• **What is being asked**: Using the material below, copy every line where "个馒头和" appears.

• **Task input**:

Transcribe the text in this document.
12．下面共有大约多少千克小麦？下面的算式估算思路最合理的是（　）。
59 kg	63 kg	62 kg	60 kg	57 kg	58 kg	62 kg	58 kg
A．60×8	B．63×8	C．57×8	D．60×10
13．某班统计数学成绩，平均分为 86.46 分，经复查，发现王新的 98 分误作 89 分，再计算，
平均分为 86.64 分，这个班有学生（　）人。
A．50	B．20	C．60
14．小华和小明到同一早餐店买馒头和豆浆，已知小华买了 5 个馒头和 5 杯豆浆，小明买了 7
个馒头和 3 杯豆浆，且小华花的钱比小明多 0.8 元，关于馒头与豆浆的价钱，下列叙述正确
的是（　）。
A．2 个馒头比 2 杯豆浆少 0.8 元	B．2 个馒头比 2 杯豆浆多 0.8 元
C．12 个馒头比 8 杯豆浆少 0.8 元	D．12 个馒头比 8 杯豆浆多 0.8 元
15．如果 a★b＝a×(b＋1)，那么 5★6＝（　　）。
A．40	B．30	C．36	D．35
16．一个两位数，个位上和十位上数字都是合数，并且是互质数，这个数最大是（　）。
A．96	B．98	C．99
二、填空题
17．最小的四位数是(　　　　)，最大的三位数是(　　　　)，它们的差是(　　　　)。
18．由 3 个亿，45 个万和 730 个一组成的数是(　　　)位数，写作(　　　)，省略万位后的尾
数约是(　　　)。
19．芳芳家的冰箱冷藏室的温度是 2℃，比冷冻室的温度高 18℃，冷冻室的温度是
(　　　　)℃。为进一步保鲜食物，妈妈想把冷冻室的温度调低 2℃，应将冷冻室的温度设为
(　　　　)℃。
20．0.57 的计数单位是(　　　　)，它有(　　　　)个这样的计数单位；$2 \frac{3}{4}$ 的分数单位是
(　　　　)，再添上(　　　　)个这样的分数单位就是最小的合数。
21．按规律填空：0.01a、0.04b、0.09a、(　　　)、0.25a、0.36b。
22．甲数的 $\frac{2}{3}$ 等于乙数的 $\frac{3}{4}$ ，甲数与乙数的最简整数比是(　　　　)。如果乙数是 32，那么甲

• **Exercise output**:
14．小华和小明到同一早餐店买馒头和豆浆，已知小华买了 5 个馒头和 5 杯豆浆，小明买了 7
个馒头和 3 杯豆浆，且小华花的钱比小明多 0.8 元，关于馒头与豆浆的价钱，下列叙述正确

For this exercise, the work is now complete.